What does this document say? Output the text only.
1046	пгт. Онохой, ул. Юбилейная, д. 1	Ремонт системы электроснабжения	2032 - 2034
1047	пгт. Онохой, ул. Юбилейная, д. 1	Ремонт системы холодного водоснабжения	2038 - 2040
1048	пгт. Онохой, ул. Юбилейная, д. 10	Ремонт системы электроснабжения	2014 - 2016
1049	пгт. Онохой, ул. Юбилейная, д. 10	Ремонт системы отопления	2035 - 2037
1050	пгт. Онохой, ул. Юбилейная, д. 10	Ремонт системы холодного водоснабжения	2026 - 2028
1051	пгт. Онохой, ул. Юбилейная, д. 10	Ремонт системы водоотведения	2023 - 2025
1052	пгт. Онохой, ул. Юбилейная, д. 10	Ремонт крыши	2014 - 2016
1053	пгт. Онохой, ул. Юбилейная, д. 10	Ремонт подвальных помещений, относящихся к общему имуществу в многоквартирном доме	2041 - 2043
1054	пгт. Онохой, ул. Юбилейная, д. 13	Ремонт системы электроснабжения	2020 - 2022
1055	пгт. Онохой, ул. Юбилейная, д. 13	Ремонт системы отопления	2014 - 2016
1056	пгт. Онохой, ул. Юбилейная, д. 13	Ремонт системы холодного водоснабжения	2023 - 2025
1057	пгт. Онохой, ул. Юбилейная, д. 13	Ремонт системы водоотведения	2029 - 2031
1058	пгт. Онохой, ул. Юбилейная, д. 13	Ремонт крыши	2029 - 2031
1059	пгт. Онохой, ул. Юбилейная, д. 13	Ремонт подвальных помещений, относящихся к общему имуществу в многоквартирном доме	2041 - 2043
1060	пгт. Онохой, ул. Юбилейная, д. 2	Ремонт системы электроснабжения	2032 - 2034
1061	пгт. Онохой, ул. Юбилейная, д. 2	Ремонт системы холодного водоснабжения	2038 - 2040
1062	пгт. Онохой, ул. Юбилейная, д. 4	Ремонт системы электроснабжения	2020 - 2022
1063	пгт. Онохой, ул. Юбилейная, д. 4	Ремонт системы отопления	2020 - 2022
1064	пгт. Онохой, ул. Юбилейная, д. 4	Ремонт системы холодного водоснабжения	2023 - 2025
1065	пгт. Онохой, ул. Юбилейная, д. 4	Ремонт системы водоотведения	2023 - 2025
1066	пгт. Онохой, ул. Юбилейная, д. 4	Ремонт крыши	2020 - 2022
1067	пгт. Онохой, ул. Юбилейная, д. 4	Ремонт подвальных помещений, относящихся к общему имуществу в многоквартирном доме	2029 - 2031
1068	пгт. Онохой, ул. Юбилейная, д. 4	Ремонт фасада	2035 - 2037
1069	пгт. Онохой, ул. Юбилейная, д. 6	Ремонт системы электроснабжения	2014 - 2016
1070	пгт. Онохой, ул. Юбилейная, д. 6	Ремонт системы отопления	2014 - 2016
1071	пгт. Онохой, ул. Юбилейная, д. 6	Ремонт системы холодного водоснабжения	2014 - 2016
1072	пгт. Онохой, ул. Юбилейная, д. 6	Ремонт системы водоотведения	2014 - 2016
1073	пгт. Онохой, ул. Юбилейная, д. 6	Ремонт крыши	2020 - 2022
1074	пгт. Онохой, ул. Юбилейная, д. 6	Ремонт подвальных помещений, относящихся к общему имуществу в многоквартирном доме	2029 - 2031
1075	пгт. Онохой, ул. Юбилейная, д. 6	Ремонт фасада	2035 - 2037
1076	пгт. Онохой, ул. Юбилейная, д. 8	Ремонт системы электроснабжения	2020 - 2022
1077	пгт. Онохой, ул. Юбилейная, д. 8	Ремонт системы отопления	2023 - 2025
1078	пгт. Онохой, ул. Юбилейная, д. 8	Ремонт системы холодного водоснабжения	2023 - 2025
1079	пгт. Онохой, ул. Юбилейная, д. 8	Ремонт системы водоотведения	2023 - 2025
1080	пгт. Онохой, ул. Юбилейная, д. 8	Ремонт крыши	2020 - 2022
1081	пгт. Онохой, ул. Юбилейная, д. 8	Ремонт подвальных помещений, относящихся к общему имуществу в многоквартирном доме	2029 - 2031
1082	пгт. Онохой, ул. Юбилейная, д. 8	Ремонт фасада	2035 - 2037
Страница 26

* _What the exercise asks_
Your task is to repeat every line exactly.

* _Output below_
What does this document say? Output the text only.
1046	пгт. Онохой, ул. Юбилейная, д. 1	Ремонт системы электроснабжения	2032 - 2034
1047	пгт. Онохой, ул. Юбилейная, д. 1	Ремонт системы холодного водоснабжения	2038 - 2040
1048	пгт. Онохой, ул. Юбилейная, д. 10	Ремонт системы электроснабжения	2014 - 2016
1049	пгт. Онохой, ул. Юбилейная, д. 10	Ремонт системы отопления	2035 - 2037
1050	пгт. Онохой, ул. Юбилейная, д. 10	Ремонт системы холодного водоснабжения	2026 - 2028
1051	пгт. Онохой, ул. Юбилейная, д. 10	Ремонт системы водоотведения	2023 - 2025
1052	пгт. Онохой, ул. Юбилейная, д. 10	Ремонт крыши	2014 - 2016
1053	пгт. Онохой, ул. Юбилейная, д. 10	Ремонт подвальных помещений, относящихся к общему имуществу в многоквартирном доме	2041 - 2043
1054	пгт. Онохой, ул. Юбилейная, д. 13	Ремонт системы электроснабжения	2020 - 2022
1055	пгт. Онохой, ул. Юбилейная, д. 13	Ремонт системы отопления	2014 - 2016
1056	пгт. Онохой, ул. Юбилейная, д. 13	Ремонт системы холодного водоснабжения	2023 - 2025
1057	пгт. Онохой, ул. Юбилейная, д. 13	Ремонт системы водоотведения	2029 - 2031
1058	пгт. Онохой, ул. Юбилейная, д. 13	Ремонт крыши	2029 - 2031
1059	пгт. Онохой, ул. Юбилейная, д. 13	Ремонт подвальных помещений, относящихся к общему имуществу в многоквартирном доме	2041 - 2043
1060	пгт. Онохой, ул. Юбилейная, д. 2	Ремонт системы электроснабжения	2032 - 2034
1061	пгт. Онохой, ул. Юбилейная, д. 2	Ремонт системы холодного водоснабжения	2038 - 2040
1062	пгт. Онохой, ул. Юбилейная, д. 4	Ремонт системы электроснабжения	2020 - 2022
1063	пгт. Онохой, ул. Юбилейная, д. 4	Ремонт системы отопления	2020 - 2022
1064	пгт. Онохой, ул. Юбилейная, д. 4	Ремонт системы холодного водоснабжения	2023 - 2025
1065	пгт. Онохой, ул. Юбилейная, д. 4	Ремонт системы водоотведения	2023 - 2025
1066	пгт. Онохой, ул. Юбилейная, д. 4	Ремонт крыши	2020 - 2022
1067	пгт. Онохой, ул. Юбилейная, д. 4	Ремонт подвальных помещений, относящихся к общему имуществу в многоквартирном доме	2029 - 2031
1068	пгт. Онохой, ул. Юбилейная, д. 4	Ремонт фасада	2035 - 2037
1069	пгт. Онохой, ул. Юбилейная, д. 6	Ремонт системы электроснабжения	2014 - 2016
1070	пгт. Онохой, ул. Юбилейная, д. 6	Ремонт системы отопления	2014 - 2016
1071	пгт. Онохой, ул. Юбилейная, д. 6	Ремонт системы холодного водоснабжения	2014 - 2016
1072	пгт. Онохой, ул. Юбилейная, д. 6	Ремонт системы водоотведения	2014 - 2016
1073	пгт. Онохой, ул. Юбилейная, д. 6	Ремонт крыши	2020 - 2022
1074	пгт. Онохой, ул. Юбилейная, д. 6	Ремонт подвальных помещений, относящихся к общему имуществу в многоквартирном доме	2029 - 2031
1075	пгт. Онохой, ул. Юбилейная, д. 6	Ремонт фасада	2035 - 2037
1076	пгт. Онохой, ул. Юбилейная, д. 8	Ремонт системы электроснабжения	2020 - 2022
1077	пгт. Онохой, ул. Юбилейная, д. 8	Ремонт системы отопления	2023 - 2025
1078	пгт. Онохой, ул. Юбилейная, д. 8	Ремонт системы холодного водоснабжения	2023 - 2025
1079	пгт. Онохой, ул. Юбилейная, д. 8	Ремонт системы водоотведения	2023 - 2025
1080	пгт. Онохой, ул. Юбилейная, д. 8	Ремонт крыши	2020 - 2022
1081	пгт. Онохой, ул. Юбилейная, д. 8	Ремонт подвальных помещений, относящихся к общему имуществу в многоквартирном доме	2029 - 2031
1082	пгт. Онохой, ул. Юбилейная, д. 8	Ремонт фасада	2035 - 2037
Страница 26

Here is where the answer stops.